__STATED PROBLEM__.
Can you transcribe every record below exactly as it appears?

__ENTRIES PROVIDED__.

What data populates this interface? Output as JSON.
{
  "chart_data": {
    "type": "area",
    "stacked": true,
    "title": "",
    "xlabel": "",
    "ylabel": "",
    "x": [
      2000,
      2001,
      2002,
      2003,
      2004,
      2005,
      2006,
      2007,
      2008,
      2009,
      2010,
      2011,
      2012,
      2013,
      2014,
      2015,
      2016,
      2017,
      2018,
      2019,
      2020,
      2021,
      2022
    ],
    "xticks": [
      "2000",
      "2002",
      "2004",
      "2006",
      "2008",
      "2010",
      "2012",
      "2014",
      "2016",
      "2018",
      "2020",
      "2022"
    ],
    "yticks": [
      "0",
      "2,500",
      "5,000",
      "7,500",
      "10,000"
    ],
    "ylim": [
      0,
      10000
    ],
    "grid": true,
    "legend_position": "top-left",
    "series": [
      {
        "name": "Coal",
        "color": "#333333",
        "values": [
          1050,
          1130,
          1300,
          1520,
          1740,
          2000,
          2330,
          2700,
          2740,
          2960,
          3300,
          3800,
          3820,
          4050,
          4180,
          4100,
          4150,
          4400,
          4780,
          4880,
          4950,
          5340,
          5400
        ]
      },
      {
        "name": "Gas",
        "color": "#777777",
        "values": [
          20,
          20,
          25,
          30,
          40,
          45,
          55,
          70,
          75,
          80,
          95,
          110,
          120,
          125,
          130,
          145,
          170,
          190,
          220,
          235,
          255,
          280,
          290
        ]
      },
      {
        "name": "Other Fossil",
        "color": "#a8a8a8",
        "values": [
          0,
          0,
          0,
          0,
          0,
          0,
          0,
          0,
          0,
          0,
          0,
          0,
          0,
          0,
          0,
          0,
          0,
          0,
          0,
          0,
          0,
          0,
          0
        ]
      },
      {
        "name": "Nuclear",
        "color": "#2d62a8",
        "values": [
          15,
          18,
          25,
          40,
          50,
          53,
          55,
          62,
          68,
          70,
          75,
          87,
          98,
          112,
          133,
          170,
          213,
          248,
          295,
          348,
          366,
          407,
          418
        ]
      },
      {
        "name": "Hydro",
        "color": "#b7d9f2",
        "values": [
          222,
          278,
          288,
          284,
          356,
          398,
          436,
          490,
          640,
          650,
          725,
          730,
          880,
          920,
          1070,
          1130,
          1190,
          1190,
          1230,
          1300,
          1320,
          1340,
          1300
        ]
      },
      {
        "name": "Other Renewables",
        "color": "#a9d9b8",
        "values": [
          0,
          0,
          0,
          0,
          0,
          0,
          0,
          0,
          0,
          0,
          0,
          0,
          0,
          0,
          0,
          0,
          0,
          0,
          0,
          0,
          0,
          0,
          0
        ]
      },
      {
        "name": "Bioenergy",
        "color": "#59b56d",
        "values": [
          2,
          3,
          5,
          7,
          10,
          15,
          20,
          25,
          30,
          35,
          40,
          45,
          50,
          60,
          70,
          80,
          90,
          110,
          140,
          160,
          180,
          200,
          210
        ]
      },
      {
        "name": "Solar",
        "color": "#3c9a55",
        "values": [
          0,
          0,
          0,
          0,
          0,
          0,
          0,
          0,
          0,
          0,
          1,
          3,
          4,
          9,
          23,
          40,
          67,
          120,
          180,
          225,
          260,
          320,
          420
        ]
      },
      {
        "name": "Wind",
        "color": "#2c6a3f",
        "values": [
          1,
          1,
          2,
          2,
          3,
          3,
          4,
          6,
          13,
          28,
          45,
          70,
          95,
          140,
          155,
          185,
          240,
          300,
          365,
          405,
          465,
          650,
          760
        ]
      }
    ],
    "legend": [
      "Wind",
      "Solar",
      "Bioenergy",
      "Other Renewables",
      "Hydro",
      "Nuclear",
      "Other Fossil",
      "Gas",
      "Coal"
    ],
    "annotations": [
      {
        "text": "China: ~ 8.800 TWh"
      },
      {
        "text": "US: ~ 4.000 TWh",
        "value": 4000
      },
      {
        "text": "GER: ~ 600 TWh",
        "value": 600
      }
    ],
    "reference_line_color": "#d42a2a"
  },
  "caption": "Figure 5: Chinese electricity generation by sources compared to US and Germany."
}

__THE REPLY__.
What data populates this interface? Output as JSON.
{
  "chart_data": {
    "type": "area",
    "stacked": true,
    "title": "",
    "xlabel": "",
    "ylabel": "",
    "x": [
      2000,
      2001,
      2002,
      2003,
      2004,
      2005,
      2006,
      2007,
      2008,
      2009,
      2010,
      2011,
      2012,
      2013,
      2014,
      2015,
      2016,
      2017,
      2018,
      2019,
      2020,
      2021,
      2022
    ],
    "xticks": [
      "2000",
      "2002",
      "2004",
      "2006",
      "2008",
      "2010",
      "2012",
      "2014",
      "2016",
      "2018",
      "2020",
      "2022"
    ],
    "yticks": [
      "0",
      "2,500",
      "5,000",
      "7,500",
      "10,000"
    ],
    "ylim": [
      0,
      10000
    ],
    "grid": true,
    "legend_position": "top-left",
    "series": [
      {
        "name": "Coal",
        "color": "#333333",
        "values": [
          1050,
          1130,
          1300,
          1520,
          1740,
          2000,
          2330,
          2700,
          2740,
          2960,
          3300,
          3800,
          3820,
          4050,
          4180,
          4100,
          4150,
          4400,
          4780,
          4880,
          4950,
          5340,
          5400
        ]
      },
      {
        "name": "Gas",
        "color": "#777777",
        "values": [
          20,
          20,
          25,
          30,
          40,
          45,
          55,
          70,
          75,
          80,
          95,
          110,
          120,
          125,
          130,
          145,
          170,
          190,
          220,
          235,
          255,
          280,
          290
        ]
      },
      {
        "name": "Other Fossil",
        "color": "#a8a8a8",
        "values": [
          0,
          0,
          0,
          0,
          0,
          0,
          0,
          0,
          0,
          0,
          0,
          0,
          0,
          0,
          0,
          0,
          0,
          0,
          0,
          0,
          0,
          0,
          0
        ]
      },
      {
        "name": "Nuclear",
        "color": "#2d62a8",
        "values": [
          15,
          18,
          25,
          40,
          50,
          53,
          55,
          62,
          68,
          70,
          75,
          87,
          98,
          112,
          133,
          170,
          213,
          248,
          295,
          348,
          366,
          407,
          418
        ]
      },
      {
        "name": "Hydro",
        "color": "#b7d9f2",
        "values": [
          222,
          278,
          288,
          284,
          356,
          398,
          436,
          490,
          640,
          650,
          725,
          730,
          880,
          920,
          1070,
          1130,
          1190,
          1190,
          1230,
          1300,
          1320,
          1340,
          1300
        ]
      },
      {
        "name": "Other Renewables",
        "color": "#a9d9b8",
        "values": [
          0,
          0,
          0,
          0,
          0,
          0,
          0,
          0,
          0,
          0,
          0,
          0,
          0,
          0,
          0,
          0,
          0,
          0,
          0,
          0,
          0,
          0,
          0
        ]
      },
      {
        "name": "Bioenergy",
        "color": "#59b56d",
        "values": [
          2,
          3,
          5,
          7,
          10,
          15,
          20,
          25,
          30,
          35,
          40,
          45,
          50,
          60,
          70,
          80,
          90,
          110,
          140,
          160,
          180,
          200,
          210
        ]
      },
      {
        "name": "Solar",
        "color": "#3c9a55",
        "values": [
          0,
          0,
          0,
          0,
          0,
          0,
          0,
          0,
          0,
          0,
          1,
          3,
          4,
          9,
          23,
          40,
          67,
          120,
          180,
          225,
          260,
          320,
          420
        ]
      },
      {
        "name": "Wind",
        "color": "#2c6a3f",
        "values": [
          1,
          1,
          2,
          2,
          3,
          3,
          4,
          6,
          13,
          28,
          45,
          70,
          95,
          140,
          155,
          185,
          240,
          300,
          365,
          405,
          465,
          650,
          760
        ]
      }
    ],
    "legend": [
      "Wind",
      "Solar",
      "Bioenergy",
      "Other Renewables",
      "Hydro",
      "Nuclear",
      "Other Fossil",
      "Gas",
      "Coal"
    ],
    "annotations": [
      {
        "text": "China: ~ 8.800 TWh"
      },
      {
        "text": "US: ~ 4.000 TWh",
        "value": 4000
      },
      {
        "text": "GER: ~ 600 TWh",
        "value": 600
      }
    ],
    "reference_line_color": "#d42a2a"
  },
  "caption": "Figure 5: Chinese electricity generation by sources compared to US and Germany."
}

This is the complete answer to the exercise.